Collected data entries
● ● ● ●
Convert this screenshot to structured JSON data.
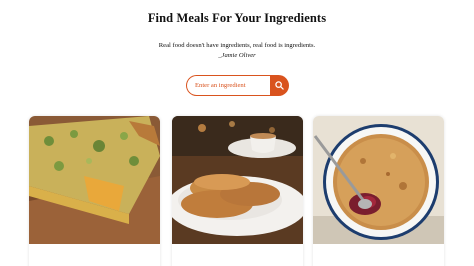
{
  "header": {
    "title": "Find Meals For Your Ingredients",
    "quote": "Real food doesn't have ingredients, real food is ingredients.",
    "author": "_Jamie Oliver"
  },
  "search": {
    "placeholder": "Enter an ingredient",
    "value": "",
    "button_icon": "search-icon",
    "accent_color": "#d9531e"
  },
  "cards": [
    {
      "image": "quiche-slice-image",
      "caption": ""
    },
    {
      "image": "pancakes-plate-image",
      "caption": ""
    },
    {
      "image": "crumble-dish-image",
      "caption": ""
    }
  ]
}
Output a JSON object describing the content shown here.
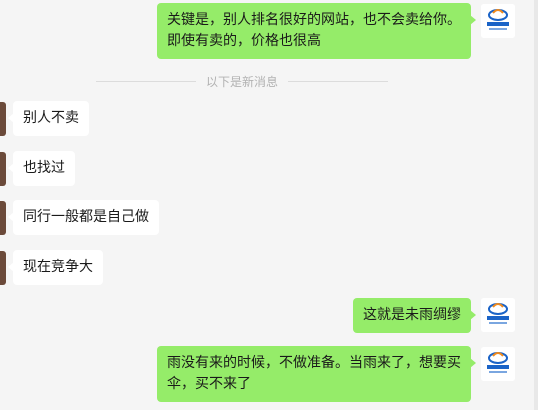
● ● ● ●
**What the task asks**
Repeat the records above exactly, leaving out any pictures they contain.

**Reply**
Convert this screenshot to structured JSON data.
{
  "header": {
    "title": "Find Meals For Your Ingredients",
    "quote": "Real food doesn't have ingredients, real food is ingredients.",
    "author": "_Jamie Oliver"
  },
  "search": {
    "placeholder": "Enter an ingredient",
    "value": "",
    "button_icon": "search-icon",
    "accent_color": "#d9531e"
  },
  "cards": [
    {
      "image": "quiche-slice-image",
      "caption": ""
    },
    {
      "image": "pancakes-plate-image",
      "caption": ""
    },
    {
      "image": "crumble-dish-image",
      "caption": ""
    }
  ]
}
Output a JSON object describing the content shown here.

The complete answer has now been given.